◆ Exercise prompt: State only the number of lines that contain the string "Thirty".

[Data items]
--------------------------------

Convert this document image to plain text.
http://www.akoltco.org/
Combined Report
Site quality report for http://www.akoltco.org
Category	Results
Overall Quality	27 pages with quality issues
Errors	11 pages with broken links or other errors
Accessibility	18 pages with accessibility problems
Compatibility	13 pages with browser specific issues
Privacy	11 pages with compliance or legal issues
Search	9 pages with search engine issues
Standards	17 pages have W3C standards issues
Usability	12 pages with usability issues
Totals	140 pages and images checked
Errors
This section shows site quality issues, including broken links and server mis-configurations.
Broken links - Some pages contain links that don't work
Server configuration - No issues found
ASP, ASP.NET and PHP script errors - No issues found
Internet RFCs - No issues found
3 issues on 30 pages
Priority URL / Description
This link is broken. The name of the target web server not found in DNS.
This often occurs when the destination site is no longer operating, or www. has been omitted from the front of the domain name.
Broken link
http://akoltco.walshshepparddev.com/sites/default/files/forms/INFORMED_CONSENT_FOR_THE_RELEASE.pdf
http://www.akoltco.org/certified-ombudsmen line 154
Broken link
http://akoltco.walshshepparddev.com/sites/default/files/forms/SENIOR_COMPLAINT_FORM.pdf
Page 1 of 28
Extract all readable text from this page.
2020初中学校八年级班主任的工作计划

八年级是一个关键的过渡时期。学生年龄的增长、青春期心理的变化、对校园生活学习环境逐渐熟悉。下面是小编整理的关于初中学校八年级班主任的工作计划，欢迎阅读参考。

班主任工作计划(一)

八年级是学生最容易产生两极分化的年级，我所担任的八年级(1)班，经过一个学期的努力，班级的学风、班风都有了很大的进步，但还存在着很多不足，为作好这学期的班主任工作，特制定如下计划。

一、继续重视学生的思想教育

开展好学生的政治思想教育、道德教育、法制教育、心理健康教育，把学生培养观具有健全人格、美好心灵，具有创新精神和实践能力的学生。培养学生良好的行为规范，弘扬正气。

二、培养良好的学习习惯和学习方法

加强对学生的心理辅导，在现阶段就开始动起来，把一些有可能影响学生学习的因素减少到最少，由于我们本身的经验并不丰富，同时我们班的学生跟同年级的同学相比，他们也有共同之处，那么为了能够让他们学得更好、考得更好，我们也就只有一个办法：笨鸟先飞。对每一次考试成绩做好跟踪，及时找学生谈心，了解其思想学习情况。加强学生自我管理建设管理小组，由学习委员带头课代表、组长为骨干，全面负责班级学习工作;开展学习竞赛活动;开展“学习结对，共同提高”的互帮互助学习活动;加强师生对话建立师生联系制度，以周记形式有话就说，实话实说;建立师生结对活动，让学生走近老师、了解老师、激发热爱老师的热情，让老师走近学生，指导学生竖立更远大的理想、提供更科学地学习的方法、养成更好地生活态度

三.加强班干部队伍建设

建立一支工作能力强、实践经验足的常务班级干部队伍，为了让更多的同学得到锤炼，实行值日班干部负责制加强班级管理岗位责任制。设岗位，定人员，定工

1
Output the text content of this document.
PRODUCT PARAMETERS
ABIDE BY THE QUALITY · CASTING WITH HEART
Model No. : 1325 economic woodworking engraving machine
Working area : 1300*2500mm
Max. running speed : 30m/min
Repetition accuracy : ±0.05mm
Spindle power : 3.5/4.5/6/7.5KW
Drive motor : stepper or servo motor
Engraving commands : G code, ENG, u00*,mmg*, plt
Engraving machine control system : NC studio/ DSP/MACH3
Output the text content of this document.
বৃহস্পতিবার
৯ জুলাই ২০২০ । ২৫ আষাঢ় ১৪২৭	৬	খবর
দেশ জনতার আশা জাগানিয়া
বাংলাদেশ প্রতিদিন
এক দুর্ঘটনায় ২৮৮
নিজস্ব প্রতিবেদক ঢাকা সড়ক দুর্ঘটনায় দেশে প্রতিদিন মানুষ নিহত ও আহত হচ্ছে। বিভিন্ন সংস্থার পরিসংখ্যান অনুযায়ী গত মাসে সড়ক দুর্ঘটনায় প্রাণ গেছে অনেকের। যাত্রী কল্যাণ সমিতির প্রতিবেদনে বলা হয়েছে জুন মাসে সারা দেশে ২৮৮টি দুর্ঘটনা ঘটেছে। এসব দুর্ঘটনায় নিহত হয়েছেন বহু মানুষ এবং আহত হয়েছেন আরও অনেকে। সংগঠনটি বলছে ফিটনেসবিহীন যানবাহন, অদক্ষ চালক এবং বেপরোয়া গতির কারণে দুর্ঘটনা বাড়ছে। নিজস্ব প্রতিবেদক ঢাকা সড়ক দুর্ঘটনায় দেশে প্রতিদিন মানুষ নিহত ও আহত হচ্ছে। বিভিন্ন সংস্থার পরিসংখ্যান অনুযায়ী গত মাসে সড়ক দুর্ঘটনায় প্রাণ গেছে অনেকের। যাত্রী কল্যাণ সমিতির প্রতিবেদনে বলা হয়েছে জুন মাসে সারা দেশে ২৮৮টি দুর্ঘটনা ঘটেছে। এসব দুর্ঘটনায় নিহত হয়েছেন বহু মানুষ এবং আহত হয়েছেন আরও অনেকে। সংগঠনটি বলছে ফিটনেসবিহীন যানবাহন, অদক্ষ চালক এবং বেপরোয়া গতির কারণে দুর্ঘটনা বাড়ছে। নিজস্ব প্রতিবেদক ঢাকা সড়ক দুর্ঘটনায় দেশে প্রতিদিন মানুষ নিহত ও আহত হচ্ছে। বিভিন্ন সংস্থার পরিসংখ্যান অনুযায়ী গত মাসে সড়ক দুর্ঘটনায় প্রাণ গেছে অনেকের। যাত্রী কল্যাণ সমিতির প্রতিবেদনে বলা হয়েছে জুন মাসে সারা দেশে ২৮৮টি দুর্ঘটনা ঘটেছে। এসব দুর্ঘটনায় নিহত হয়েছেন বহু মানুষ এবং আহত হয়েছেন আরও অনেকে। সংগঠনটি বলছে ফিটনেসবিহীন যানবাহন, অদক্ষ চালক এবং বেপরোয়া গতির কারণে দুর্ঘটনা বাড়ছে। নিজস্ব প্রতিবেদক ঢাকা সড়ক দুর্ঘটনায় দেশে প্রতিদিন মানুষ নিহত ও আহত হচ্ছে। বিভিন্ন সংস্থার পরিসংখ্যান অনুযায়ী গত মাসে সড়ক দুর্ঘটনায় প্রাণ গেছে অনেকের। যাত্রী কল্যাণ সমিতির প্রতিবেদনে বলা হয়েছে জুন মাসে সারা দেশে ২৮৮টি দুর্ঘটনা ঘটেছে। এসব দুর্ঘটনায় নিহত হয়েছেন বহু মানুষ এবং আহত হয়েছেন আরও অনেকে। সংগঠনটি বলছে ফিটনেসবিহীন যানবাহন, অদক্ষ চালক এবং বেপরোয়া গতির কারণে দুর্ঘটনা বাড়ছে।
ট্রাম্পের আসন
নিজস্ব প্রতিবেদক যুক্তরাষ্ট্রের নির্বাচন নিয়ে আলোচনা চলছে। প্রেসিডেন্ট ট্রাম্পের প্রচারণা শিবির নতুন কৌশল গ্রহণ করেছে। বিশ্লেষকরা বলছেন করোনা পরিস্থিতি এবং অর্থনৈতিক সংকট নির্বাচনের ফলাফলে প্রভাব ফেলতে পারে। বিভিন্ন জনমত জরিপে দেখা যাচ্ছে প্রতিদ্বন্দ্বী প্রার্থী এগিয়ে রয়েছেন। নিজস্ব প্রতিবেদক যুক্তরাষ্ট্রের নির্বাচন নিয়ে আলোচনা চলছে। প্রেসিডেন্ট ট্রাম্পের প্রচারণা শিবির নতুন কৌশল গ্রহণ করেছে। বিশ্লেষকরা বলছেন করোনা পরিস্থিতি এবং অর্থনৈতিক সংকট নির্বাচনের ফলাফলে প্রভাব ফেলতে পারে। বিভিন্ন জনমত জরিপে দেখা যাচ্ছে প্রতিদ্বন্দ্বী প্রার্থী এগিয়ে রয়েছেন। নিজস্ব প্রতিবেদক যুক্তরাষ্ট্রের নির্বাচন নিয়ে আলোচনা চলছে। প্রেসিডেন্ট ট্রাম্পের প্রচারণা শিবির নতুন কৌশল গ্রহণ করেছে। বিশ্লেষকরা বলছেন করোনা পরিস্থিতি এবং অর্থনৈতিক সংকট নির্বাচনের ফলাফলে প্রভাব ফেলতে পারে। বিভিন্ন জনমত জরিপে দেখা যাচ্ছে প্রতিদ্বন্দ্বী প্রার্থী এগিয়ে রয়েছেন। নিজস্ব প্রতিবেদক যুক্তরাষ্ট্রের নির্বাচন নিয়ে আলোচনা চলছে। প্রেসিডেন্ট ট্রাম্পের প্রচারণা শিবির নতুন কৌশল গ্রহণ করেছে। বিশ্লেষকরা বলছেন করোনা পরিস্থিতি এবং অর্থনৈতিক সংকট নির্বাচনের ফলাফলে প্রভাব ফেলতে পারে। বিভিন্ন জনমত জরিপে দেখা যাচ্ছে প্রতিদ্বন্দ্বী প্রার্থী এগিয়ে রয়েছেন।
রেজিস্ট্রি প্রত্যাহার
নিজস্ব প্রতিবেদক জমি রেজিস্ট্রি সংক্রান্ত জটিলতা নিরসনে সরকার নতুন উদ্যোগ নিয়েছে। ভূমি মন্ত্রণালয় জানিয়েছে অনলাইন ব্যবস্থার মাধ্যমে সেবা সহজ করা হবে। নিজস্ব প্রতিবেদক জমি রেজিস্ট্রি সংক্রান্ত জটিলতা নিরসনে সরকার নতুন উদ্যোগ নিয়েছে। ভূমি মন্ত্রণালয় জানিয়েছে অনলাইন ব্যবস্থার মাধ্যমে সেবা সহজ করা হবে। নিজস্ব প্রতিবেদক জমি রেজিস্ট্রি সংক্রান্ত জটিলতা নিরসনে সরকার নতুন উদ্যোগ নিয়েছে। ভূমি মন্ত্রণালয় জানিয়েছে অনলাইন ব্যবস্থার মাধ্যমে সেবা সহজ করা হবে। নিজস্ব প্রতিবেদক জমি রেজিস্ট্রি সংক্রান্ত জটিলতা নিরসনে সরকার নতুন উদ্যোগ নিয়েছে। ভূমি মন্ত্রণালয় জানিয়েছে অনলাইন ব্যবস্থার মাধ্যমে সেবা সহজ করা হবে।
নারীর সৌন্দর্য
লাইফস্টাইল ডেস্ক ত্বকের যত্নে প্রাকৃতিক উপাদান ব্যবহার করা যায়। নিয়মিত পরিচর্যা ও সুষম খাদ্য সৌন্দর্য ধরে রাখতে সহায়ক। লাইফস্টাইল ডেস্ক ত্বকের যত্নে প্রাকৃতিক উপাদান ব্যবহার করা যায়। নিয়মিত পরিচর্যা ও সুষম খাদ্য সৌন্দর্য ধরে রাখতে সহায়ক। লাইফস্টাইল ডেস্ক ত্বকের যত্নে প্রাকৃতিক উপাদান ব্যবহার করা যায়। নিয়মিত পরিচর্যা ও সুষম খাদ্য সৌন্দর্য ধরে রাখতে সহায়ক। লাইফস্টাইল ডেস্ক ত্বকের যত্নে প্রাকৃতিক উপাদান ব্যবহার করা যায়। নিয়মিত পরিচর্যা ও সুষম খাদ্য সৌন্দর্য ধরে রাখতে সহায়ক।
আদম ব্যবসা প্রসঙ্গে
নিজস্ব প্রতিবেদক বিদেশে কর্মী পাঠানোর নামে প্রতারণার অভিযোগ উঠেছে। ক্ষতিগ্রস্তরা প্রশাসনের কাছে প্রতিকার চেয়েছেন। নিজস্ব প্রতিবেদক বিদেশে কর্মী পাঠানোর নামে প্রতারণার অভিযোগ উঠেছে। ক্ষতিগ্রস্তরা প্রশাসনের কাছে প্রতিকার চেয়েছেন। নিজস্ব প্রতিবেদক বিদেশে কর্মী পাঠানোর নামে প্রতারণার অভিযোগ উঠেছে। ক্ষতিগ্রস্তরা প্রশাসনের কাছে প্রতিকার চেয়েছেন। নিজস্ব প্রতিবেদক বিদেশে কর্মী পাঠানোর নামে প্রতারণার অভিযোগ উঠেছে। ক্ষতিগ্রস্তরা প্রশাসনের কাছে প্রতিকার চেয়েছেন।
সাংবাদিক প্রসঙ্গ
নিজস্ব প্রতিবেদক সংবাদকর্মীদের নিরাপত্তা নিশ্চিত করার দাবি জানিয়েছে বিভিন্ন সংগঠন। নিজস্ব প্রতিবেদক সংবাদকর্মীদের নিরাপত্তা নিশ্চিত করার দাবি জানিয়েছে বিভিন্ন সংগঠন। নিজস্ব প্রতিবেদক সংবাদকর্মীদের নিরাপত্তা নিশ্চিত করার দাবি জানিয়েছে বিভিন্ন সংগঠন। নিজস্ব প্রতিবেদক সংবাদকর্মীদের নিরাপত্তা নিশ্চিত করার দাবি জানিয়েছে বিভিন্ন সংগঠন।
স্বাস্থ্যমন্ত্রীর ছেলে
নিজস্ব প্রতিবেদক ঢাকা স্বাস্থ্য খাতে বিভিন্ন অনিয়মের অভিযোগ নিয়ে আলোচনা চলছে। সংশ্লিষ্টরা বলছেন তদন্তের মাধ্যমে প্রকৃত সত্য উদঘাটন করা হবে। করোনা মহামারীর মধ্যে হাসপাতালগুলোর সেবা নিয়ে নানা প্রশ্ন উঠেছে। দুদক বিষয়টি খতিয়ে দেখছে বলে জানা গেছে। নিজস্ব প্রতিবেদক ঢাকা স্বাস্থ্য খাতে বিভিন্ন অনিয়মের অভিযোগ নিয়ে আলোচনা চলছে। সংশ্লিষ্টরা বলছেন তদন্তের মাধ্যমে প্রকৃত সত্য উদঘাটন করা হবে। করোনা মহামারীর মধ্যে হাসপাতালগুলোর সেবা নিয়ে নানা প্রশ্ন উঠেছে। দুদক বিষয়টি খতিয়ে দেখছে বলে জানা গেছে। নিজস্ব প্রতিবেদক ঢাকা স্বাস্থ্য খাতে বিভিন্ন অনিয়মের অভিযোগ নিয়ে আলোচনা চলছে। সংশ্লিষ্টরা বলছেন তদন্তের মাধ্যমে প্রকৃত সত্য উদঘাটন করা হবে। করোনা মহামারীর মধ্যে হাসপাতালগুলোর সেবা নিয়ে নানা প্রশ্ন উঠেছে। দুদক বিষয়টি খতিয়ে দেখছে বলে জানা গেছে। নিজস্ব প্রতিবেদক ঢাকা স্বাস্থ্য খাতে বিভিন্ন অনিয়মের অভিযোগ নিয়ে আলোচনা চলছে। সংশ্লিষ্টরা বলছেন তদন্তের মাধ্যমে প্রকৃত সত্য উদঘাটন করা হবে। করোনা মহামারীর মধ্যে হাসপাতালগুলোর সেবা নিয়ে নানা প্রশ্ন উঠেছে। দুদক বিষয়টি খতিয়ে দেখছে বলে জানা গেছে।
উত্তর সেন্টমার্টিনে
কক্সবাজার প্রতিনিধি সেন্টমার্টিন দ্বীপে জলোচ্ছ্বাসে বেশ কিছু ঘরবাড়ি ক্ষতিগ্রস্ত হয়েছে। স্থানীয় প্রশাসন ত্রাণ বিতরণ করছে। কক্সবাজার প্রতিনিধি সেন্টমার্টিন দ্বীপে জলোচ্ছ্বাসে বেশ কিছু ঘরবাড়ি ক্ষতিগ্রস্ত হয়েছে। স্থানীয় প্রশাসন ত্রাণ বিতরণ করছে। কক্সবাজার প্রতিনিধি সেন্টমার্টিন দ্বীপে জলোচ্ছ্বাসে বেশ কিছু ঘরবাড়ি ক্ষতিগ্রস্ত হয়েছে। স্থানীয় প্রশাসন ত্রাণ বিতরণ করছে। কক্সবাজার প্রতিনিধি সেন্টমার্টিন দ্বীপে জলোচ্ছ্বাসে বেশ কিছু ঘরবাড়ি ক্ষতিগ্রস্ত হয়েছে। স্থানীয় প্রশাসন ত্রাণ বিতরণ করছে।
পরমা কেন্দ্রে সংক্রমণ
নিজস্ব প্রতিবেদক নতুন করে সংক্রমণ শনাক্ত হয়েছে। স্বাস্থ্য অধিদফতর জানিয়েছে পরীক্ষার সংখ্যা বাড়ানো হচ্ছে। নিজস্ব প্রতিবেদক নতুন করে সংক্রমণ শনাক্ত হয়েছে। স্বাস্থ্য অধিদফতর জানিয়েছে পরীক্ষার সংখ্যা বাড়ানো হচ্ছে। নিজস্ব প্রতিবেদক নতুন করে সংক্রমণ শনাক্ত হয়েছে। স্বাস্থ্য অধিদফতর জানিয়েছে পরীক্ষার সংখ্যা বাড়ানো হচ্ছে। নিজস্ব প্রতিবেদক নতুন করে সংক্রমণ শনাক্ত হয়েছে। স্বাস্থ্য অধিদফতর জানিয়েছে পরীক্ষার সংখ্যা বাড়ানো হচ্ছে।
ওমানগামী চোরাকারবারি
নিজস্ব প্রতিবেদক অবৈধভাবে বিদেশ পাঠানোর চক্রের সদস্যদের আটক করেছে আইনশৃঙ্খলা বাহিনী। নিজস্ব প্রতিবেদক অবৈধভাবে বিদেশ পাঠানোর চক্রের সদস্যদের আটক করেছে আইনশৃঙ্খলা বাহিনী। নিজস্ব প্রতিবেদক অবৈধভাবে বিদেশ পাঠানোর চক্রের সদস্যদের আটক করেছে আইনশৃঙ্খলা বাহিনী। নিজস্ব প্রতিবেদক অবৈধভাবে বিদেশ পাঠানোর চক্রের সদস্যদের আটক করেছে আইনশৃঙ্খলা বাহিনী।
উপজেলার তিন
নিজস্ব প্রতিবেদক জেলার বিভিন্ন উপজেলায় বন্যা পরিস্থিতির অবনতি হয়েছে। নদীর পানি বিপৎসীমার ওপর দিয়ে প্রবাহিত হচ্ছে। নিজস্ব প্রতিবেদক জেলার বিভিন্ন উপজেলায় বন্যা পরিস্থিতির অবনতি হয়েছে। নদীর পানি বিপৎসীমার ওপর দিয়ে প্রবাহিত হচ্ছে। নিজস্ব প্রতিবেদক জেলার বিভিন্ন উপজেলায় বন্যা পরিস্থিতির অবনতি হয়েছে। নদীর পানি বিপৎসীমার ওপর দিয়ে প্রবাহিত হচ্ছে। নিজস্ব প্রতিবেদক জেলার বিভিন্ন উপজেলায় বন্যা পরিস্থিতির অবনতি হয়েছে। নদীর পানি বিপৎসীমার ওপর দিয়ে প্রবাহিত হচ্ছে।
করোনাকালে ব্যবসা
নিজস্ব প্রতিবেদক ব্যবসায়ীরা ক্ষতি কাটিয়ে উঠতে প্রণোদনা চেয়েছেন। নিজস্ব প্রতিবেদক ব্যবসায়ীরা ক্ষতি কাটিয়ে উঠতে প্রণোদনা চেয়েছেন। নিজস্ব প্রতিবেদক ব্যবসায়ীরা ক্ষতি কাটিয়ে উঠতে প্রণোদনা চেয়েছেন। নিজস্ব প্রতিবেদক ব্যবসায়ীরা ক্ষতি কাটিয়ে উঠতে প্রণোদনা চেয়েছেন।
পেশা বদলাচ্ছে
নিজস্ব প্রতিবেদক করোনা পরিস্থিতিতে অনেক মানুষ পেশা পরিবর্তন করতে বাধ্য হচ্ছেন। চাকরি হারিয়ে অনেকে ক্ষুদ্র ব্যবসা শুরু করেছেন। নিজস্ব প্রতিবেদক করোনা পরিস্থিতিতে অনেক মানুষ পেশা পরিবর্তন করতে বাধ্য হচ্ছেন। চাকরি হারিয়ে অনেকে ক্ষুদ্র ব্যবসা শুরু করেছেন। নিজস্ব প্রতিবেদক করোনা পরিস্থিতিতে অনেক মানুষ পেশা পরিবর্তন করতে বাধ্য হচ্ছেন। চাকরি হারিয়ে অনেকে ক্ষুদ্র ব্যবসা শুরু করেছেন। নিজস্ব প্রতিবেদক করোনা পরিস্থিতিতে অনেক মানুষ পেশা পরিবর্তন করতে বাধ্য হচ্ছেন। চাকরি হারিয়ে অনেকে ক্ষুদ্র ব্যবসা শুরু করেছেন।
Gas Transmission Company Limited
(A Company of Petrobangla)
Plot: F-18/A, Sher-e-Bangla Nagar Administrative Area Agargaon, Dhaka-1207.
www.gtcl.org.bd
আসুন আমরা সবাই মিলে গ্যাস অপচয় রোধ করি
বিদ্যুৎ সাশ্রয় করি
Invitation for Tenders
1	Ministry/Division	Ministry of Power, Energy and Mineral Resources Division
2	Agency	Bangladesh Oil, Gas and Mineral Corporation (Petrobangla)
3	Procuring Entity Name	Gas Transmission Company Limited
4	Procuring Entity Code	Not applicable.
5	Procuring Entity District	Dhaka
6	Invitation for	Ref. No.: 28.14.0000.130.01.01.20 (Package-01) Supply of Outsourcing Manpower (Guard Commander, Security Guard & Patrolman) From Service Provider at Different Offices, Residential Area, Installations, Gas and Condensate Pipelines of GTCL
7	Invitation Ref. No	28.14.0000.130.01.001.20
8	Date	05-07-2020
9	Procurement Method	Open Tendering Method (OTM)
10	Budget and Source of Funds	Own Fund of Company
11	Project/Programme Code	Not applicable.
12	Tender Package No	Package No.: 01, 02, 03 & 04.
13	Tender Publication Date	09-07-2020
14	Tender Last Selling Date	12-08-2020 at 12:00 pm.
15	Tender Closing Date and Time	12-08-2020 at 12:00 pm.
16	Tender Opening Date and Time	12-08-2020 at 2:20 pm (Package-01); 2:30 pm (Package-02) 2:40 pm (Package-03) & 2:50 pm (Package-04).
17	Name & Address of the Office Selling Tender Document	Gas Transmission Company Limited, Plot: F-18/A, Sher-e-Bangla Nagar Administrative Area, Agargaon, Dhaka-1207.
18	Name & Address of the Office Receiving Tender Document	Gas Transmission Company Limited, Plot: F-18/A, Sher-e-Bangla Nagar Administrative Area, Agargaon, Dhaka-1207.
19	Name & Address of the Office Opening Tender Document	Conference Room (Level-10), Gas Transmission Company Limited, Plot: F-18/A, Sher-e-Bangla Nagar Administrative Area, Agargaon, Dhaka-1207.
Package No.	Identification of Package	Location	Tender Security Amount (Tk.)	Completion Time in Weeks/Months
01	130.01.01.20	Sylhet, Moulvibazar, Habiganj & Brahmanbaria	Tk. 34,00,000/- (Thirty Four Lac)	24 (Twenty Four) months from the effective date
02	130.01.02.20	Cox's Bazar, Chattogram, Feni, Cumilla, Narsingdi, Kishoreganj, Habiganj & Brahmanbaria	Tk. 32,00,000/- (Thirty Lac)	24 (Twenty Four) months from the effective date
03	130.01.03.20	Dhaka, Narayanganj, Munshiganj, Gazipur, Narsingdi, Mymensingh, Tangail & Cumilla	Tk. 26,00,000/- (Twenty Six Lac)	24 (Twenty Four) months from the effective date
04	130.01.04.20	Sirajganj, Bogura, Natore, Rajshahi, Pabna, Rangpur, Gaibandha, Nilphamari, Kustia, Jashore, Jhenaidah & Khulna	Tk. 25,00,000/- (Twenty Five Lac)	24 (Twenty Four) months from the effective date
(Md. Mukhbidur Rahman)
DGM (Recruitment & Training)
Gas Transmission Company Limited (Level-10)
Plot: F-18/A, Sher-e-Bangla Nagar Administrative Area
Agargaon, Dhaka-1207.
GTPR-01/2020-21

--------------------------------

◆ Solution for this problem: 2